练习短文:
图2 不同浓度DOX 诱导HNRNPK 下调(n=3)Note.A,qPCR.B,Western blot.C,Relative protein expression of HNRNPK.Compared with the control group,*P＜0.05,***P＜0.001.Figure 2 HNRNPK downregulated by different doses of DOX

2.3 HNRNPK 下调抑制了HepG2 细胞的增殖

实验结果如图3 所示,检测HepG2 细胞的增殖能力,经统计学分析,与对照组比较,HNRNPK 下调的HepG2 细胞增殖能力明显减弱,并且单克隆数量明显减少,表明HNRNPK 下调显著抑制了HepG2细胞的增殖。

原始资料:
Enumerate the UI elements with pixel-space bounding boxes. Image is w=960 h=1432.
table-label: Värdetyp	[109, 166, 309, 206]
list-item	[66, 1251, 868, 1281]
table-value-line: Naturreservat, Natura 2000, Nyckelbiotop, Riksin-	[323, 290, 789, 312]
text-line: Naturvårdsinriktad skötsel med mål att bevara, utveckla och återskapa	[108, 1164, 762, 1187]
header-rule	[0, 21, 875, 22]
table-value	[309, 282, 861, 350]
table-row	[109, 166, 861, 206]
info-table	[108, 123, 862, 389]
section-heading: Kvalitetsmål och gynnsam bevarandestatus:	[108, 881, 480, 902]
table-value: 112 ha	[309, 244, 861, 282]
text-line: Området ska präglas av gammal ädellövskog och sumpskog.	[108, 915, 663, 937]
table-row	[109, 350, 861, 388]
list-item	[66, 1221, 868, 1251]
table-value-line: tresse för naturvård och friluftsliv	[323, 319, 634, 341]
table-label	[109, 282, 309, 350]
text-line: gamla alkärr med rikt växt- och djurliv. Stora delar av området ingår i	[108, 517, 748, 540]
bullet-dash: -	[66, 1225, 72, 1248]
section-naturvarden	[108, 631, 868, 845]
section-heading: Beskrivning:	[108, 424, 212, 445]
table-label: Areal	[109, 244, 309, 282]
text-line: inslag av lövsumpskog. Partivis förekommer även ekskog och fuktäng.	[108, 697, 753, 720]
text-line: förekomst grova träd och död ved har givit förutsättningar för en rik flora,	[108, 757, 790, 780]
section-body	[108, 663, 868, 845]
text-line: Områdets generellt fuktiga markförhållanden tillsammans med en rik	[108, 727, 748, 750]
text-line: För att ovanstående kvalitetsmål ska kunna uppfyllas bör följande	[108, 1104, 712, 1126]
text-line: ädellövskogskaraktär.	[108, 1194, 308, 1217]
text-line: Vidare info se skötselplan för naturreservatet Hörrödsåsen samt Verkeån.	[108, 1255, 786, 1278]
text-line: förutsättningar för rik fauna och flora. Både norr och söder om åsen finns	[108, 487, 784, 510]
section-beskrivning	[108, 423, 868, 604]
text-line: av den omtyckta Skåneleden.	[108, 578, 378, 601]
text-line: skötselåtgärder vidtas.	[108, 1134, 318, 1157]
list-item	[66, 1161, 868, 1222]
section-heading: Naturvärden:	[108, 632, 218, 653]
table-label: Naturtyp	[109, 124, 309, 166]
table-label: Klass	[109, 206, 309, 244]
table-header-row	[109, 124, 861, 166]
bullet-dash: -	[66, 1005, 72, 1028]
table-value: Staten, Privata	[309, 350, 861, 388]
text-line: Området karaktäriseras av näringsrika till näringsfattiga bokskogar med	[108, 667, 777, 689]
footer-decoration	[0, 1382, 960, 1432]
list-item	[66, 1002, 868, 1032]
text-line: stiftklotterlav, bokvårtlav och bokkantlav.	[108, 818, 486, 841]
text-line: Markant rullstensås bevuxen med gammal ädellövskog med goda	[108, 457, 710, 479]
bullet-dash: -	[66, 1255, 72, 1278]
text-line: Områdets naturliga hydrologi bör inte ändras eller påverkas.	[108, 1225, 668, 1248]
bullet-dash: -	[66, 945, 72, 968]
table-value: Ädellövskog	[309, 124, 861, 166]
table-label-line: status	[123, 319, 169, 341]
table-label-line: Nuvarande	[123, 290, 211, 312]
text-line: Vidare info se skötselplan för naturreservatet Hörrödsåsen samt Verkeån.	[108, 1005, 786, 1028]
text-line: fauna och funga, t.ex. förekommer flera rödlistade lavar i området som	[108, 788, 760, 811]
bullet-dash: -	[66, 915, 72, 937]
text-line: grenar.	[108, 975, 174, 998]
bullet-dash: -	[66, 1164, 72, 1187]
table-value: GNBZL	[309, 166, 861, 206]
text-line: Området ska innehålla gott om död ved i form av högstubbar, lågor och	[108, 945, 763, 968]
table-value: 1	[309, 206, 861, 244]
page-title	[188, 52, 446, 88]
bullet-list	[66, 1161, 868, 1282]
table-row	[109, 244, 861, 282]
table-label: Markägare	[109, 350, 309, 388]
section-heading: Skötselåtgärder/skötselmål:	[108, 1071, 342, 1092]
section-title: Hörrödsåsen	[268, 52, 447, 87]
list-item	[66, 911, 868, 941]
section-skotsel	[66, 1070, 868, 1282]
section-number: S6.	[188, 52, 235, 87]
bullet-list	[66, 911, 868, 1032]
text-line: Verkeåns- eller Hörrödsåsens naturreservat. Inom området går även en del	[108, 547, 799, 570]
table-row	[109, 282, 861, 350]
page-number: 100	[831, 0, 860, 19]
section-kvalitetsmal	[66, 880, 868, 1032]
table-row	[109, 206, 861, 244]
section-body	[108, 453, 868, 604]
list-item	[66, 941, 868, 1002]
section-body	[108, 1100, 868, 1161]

任务说明:
#1 把练习短文中以“实验结果如图3所示”开头的那一段改写成要点列表，保留主要事实。
#2 根据练习短文，与对照组相比，HNRNPK下调的HepG2细胞单克隆数量有什么变化？
#3 接着练习短文的最后一句往下写。

各题答案:
#1
- 图3展示了HepG2细胞增殖能力的检测结果。
- 经统计学分析，与对照组相比，HNRNPK下调的HepG2细胞增殖能力明显减弱。
- 这些细胞的单克隆数量明显减少。
- 结论：HNRNPK下调显著抑制了HepG2细胞的增殖。

#2 明显减少。

#3
图3 HNRNPK 下调抑制HepG2 细胞的增殖(n=3)Note.A,CCK-8 assay.B,Colony formation assay.C,Colony number.Compared with the control group,**P＜0.01,***P＜0.001.Figure 3 HNRNPK downregulation inhibited the proliferation of HepG2 cells

2.4 HNRNPK 下调抑制了HepG2 细胞的迁移

实验结果如图4 所示,通过划痕实验与Transwell 实验检测HepG2 细胞的迁移能力,经统计学分析,HNRNPK 下调的HepG2 细胞的迁移距离明显减小,并且穿过基底膜的细胞数量明显减少,表明HNRNPK 下调显著抑制了HepG2 细胞的迁移。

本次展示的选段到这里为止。